[Opening Excerpt provided section]

Passage of federal act preserves AIDS funds

Maryland may still face penalties over tardiness in altering HIV reporting

December 12, 2006|By Jonathan Bor | Jonathan Bor,Sun reporter

Fears that Maryland - and the Baltimore region in particular - could lose much of its federal AIDS funding receded over the weekend as Congress reauthorized the Ryan White CARE Act.

The legislation, which President Bush has promised to sign, gives Maryland and a handful of other states four years to revamp their method of reporting newly diagnosed HIV infections without suffering a serious funding penalty.

Even so, Dr. Kima Taylor, Baltimore's assistant health commissioner for health promotion and disease prevention, said the city and six surrounding counties could face a 5 percent reduction from the $20 million they received this year.

FOR THE RECORD - An article in Tuesday's editions incorrectly reported that the reauthorized Ryan White CARE Act calls for a 5 percent reduction in the $36 million that Maryland received this year in federal HIV/AIDS funding.
Under the act, the federal government may reduce by 5 percent the number of new infections counted in Maryland. This might result in less money for Maryland during the three-year period covered by the legislation. In addition to Maryland, the penalty affects 12 states and the District of Columbia, which had not begun reporting new HIV cases by name, or were late doing so.

[Closing Excerpt provided section]

» **Problem set**
**a)** Summarize the article on Maryland's AIDS funding in two sentences.
**b)** According to the article on Maryland's AIDS funding, why does the penalty fall on Maryland, 12 other states and the District of Columbia, and how might it affect Maryland's money?
**c)** Continue the article on Maryland's AIDS funding from its last sentence.

[Opening Information section]

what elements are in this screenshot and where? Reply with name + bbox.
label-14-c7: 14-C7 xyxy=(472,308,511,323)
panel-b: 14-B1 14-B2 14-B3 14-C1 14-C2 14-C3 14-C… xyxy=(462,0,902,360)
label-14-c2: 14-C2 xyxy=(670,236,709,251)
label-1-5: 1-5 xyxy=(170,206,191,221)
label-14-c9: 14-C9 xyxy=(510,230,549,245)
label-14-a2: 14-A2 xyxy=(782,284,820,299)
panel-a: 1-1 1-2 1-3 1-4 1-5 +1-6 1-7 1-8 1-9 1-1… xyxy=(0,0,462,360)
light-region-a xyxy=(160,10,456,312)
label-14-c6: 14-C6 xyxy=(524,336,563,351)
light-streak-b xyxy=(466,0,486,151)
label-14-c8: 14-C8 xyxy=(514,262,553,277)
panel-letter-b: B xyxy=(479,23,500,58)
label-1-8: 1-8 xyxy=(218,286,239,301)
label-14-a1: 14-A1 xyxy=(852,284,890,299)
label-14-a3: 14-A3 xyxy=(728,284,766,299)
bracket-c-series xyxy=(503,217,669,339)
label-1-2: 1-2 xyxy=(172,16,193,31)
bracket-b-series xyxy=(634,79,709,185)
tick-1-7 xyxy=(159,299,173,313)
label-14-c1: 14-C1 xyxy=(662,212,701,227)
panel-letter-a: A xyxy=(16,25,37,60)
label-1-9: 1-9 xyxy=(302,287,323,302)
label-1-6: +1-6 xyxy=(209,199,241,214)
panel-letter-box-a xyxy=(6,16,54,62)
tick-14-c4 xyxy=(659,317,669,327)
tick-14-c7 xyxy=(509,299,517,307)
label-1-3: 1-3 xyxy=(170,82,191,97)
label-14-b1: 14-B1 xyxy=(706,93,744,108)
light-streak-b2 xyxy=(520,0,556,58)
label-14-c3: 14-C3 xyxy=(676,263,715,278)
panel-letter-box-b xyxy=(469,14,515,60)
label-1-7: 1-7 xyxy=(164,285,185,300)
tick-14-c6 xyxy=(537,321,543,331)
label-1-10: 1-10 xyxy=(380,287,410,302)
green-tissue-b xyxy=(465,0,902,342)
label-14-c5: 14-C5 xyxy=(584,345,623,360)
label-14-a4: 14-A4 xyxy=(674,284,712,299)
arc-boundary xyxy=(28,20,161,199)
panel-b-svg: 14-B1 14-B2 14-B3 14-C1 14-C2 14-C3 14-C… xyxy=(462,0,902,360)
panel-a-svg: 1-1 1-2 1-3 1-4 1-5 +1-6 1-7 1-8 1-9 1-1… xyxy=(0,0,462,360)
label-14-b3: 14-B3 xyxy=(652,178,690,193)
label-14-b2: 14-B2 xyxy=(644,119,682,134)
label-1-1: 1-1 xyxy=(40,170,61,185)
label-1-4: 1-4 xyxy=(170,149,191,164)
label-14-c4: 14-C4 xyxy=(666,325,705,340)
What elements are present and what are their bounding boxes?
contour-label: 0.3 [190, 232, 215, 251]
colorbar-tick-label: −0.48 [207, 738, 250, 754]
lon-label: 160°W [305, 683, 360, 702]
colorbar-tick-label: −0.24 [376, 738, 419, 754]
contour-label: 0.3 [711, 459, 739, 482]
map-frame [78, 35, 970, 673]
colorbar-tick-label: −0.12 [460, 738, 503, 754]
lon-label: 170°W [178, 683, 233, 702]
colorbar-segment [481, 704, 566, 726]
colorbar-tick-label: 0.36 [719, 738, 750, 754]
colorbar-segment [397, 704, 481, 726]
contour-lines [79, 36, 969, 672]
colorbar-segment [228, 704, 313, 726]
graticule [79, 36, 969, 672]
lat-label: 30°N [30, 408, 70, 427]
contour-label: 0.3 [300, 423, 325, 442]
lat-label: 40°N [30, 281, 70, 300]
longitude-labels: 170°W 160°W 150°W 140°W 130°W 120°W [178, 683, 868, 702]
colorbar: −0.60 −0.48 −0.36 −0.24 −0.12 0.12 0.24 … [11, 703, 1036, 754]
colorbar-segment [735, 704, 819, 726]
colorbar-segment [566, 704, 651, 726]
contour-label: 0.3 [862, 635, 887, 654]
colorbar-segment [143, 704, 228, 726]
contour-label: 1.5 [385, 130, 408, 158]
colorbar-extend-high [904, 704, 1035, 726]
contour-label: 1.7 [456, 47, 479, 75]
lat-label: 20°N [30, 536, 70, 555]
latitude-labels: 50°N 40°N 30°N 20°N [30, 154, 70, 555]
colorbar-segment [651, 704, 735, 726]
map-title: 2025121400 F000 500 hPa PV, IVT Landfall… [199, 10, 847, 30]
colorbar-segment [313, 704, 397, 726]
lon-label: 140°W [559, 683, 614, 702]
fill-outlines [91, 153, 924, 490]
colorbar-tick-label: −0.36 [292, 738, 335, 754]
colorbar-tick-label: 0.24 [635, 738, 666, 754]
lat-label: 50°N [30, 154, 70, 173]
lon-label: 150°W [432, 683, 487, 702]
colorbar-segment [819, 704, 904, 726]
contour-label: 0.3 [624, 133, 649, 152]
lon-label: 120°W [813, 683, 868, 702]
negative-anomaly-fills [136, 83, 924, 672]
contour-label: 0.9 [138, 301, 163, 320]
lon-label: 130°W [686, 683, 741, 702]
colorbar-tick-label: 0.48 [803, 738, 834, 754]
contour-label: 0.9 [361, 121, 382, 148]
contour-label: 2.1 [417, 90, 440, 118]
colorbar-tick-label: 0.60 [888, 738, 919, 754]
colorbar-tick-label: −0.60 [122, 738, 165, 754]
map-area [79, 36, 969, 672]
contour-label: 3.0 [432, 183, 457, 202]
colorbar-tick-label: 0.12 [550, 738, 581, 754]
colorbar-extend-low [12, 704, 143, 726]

[Closing Information section]

» **Set of answers**
**a)** Congress's reauthorization of the Ryan White CARE Act eased fears that Maryland, and the Baltimore region in particular, could lose much of its federal AIDS funding, since the act gives Maryland and a handful of other states four years to revamp how they report newly diagnosed HIV infections without a serious funding penalty. Under the act, the federal government may still reduce by 5 percent the number of new infections counted in Maryland, which might mean less money for the state, a penalty that also affects 12 other states and the District of Columbia.

**b)** The penalty applies to these places because they had not begun reporting new HIV cases by name or were late doing so. For Maryland, the federal government may reduce by 5 percent the number of new infections counted, which might result in less money during the three-year period the legislation covers.

**c)**
The Sun regrets the errors.

Maryland's total allotment of $36 million would be cut by the same degree, according to a provision in the new law. The money pays for medical, mental health and dental services, as well as medications for people with HIV/AIDS.

The cut essentially penalizes the state for failing to meet a previous deadline for reporting the names and addresses of people who test positive for HIV, the virus that causes AIDS. Taylor said the cuts might be restored in supplementary funding, but even if that doesn't happen, the region has been spared the worst.

"We're not free and clear, but we're much better off than we would have been if we had not gotten the authorization," she said.

Maryland is one of the few states that report new cases by "unique identifier" - a code that registers the case while protecting the person's identity. Once people progress to AIDS, their names are recorded in a confidential registry.

Thirty-two states currently report new HIV cases by name. The rest either use anonymous codes or are making the transition to names.

Maryland AIDS Administrator Heather Hauck said she will push for passage of legislation by the General Assembly to allow a change to name-based reporting. Meanwhile, the agency is already preparing the logistics of the conversion.

Colin Flynn, epidemiology chief at the state AIDS Administration, said the reporting of new cases should not be difficult. But converting 12 years of cases - 18,000 people in all - from codes to names will be a huge undertaking that will require the help of doctors who treat the patients. The agency has already submitted a plan to the federal Centers for Disease Control.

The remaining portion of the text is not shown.